Below is a listing; reproduce each line of it exactly.

> **Raw records**:
• • • • •
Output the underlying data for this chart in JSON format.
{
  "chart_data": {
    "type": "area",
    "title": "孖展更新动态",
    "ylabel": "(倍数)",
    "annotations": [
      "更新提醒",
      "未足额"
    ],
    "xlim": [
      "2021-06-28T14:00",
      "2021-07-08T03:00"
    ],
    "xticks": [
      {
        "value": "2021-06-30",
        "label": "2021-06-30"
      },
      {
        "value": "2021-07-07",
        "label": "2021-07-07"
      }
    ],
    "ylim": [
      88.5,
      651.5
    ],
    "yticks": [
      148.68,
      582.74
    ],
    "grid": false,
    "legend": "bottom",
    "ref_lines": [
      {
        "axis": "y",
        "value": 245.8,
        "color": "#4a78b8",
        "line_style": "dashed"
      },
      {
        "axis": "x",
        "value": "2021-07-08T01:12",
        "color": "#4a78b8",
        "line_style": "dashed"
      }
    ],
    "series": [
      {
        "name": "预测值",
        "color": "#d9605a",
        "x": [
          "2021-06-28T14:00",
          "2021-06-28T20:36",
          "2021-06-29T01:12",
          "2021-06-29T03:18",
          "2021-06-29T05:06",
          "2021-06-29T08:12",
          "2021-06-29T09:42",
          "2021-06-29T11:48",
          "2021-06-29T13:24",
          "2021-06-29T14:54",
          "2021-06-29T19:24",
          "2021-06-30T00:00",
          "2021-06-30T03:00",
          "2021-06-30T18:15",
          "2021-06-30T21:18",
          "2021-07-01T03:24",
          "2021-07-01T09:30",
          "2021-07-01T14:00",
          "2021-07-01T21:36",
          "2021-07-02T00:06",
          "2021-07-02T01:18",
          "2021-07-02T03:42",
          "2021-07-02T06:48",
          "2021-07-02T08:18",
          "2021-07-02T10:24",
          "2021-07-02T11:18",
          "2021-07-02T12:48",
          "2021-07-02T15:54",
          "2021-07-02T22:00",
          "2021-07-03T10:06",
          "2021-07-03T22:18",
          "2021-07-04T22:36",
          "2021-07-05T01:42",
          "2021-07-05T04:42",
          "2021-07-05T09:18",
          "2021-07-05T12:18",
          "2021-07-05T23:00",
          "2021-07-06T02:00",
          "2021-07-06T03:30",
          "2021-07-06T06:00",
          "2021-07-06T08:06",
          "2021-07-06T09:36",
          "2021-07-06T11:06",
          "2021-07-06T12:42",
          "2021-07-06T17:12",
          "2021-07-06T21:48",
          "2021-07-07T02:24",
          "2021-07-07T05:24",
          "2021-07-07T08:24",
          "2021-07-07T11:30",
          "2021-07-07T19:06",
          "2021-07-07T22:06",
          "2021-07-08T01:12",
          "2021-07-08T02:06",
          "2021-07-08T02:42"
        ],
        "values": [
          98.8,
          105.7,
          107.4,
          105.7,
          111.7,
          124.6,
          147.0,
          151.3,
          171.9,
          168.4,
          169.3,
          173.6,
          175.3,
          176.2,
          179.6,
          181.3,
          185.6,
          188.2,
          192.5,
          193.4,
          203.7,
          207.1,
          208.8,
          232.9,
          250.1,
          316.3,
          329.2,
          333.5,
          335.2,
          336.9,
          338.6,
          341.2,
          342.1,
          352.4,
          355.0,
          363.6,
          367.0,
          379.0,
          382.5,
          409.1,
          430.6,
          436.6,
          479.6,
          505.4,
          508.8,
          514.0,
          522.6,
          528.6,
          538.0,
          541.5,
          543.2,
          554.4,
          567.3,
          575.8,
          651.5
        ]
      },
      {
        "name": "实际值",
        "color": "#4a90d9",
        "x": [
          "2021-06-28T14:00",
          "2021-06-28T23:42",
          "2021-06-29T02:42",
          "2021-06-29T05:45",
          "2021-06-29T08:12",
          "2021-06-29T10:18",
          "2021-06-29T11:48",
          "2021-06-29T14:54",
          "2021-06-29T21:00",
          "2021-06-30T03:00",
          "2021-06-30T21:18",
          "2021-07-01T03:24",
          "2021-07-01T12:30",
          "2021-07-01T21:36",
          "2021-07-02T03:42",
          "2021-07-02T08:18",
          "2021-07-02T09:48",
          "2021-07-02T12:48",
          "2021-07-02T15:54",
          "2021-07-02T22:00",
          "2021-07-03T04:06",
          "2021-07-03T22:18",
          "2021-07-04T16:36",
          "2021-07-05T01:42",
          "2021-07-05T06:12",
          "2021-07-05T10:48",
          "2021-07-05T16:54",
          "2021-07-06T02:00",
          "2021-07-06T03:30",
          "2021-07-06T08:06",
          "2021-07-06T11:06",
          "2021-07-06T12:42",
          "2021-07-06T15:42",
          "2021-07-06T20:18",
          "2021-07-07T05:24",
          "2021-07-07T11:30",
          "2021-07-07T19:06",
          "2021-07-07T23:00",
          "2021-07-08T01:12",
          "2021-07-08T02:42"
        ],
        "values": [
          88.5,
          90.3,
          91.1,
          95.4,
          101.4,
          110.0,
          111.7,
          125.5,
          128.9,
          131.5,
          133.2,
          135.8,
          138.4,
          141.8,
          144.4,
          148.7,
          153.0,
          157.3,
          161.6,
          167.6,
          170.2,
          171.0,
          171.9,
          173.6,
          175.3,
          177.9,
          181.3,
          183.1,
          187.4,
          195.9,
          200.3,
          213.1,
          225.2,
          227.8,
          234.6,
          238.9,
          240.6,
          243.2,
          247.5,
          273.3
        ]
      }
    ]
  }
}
• • • • •
> **Task solution**:
Output the underlying data for this chart in JSON format.
{
  "chart_data": {
    "type": "area",
    "title": "孖展更新动态",
    "ylabel": "(倍数)",
    "annotations": [
      "更新提醒",
      "未足额"
    ],
    "xlim": [
      "2021-06-28T14:00",
      "2021-07-08T03:00"
    ],
    "xticks": [
      {
        "value": "2021-06-30",
        "label": "2021-06-30"
      },
      {
        "value": "2021-07-07",
        "label": "2021-07-07"
      }
    ],
    "ylim": [
      88.5,
      651.5
    ],
    "yticks": [
      148.68,
      582.74
    ],
    "grid": false,
    "legend": "bottom",
    "ref_lines": [
      {
        "axis": "y",
        "value": 245.8,
        "color": "#4a78b8",
        "line_style": "dashed"
      },
      {
        "axis": "x",
        "value": "2021-07-08T01:12",
        "color": "#4a78b8",
        "line_style": "dashed"
      }
    ],
    "series": [
      {
        "name": "预测值",
        "color": "#d9605a",
        "x": [
          "2021-06-28T14:00",
          "2021-06-28T20:36",
          "2021-06-29T01:12",
          "2021-06-29T03:18",
          "2021-06-29T05:06",
          "2021-06-29T08:12",
          "2021-06-29T09:42",
          "2021-06-29T11:48",
          "2021-06-29T13:24",
          "2021-06-29T14:54",
          "2021-06-29T19:24",
          "2021-06-30T00:00",
          "2021-06-30T03:00",
          "2021-06-30T18:15",
          "2021-06-30T21:18",
          "2021-07-01T03:24",
          "2021-07-01T09:30",
          "2021-07-01T14:00",
          "2021-07-01T21:36",
          "2021-07-02T00:06",
          "2021-07-02T01:18",
          "2021-07-02T03:42",
          "2021-07-02T06:48",
          "2021-07-02T08:18",
          "2021-07-02T10:24",
          "2021-07-02T11:18",
          "2021-07-02T12:48",
          "2021-07-02T15:54",
          "2021-07-02T22:00",
          "2021-07-03T10:06",
          "2021-07-03T22:18",
          "2021-07-04T22:36",
          "2021-07-05T01:42",
          "2021-07-05T04:42",
          "2021-07-05T09:18",
          "2021-07-05T12:18",
          "2021-07-05T23:00",
          "2021-07-06T02:00",
          "2021-07-06T03:30",
          "2021-07-06T06:00",
          "2021-07-06T08:06",
          "2021-07-06T09:36",
          "2021-07-06T11:06",
          "2021-07-06T12:42",
          "2021-07-06T17:12",
          "2021-07-06T21:48",
          "2021-07-07T02:24",
          "2021-07-07T05:24",
          "2021-07-07T08:24",
          "2021-07-07T11:30",
          "2021-07-07T19:06",
          "2021-07-07T22:06",
          "2021-07-08T01:12",
          "2021-07-08T02:06",
          "2021-07-08T02:42"
        ],
        "values": [
          98.8,
          105.7,
          107.4,
          105.7,
          111.7,
          124.6,
          147.0,
          151.3,
          171.9,
          168.4,
          169.3,
          173.6,
          175.3,
          176.2,
          179.6,
          181.3,
          185.6,
          188.2,
          192.5,
          193.4,
          203.7,
          207.1,
          208.8,
          232.9,
          250.1,
          316.3,
          329.2,
          333.5,
          335.2,
          336.9,
          338.6,
          341.2,
          342.1,
          352.4,
          355.0,
          363.6,
          367.0,
          379.0,
          382.5,
          409.1,
          430.6,
          436.6,
          479.6,
          505.4,
          508.8,
          514.0,
          522.6,
          528.6,
          538.0,
          541.5,
          543.2,
          554.4,
          567.3,
          575.8,
          651.5
        ]
      },
      {
        "name": "实际值",
        "color": "#4a90d9",
        "x": [
          "2021-06-28T14:00",
          "2021-06-28T23:42",
          "2021-06-29T02:42",
          "2021-06-29T05:45",
          "2021-06-29T08:12",
          "2021-06-29T10:18",
          "2021-06-29T11:48",
          "2021-06-29T14:54",
          "2021-06-29T21:00",
          "2021-06-30T03:00",
          "2021-06-30T21:18",
          "2021-07-01T03:24",
          "2021-07-01T12:30",
          "2021-07-01T21:36",
          "2021-07-02T03:42",
          "2021-07-02T08:18",
          "2021-07-02T09:48",
          "2021-07-02T12:48",
          "2021-07-02T15:54",
          "2021-07-02T22:00",
          "2021-07-03T04:06",
          "2021-07-03T22:18",
          "2021-07-04T16:36",
          "2021-07-05T01:42",
          "2021-07-05T06:12",
          "2021-07-05T10:48",
          "2021-07-05T16:54",
          "2021-07-06T02:00",
          "2021-07-06T03:30",
          "2021-07-06T08:06",
          "2021-07-06T11:06",
          "2021-07-06T12:42",
          "2021-07-06T15:42",
          "2021-07-06T20:18",
          "2021-07-07T05:24",
          "2021-07-07T11:30",
          "2021-07-07T19:06",
          "2021-07-07T23:00",
          "2021-07-08T01:12",
          "2021-07-08T02:42"
        ],
        "values": [
          88.5,
          90.3,
          91.1,
          95.4,
          101.4,
          110.0,
          111.7,
          125.5,
          128.9,
          131.5,
          133.2,
          135.8,
          138.4,
          141.8,
          144.4,
          148.7,
          153.0,
          157.3,
          161.6,
          167.6,
          170.2,
          171.0,
          171.9,
          173.6,
          175.3,
          177.9,
          181.3,
          183.1,
          187.4,
          195.9,
          200.3,
          213.1,
          225.2,
          227.8,
          234.6,
          238.9,
          240.6,
          243.2,
          247.5,
          273.3
        ]
      }
    ]
  }
}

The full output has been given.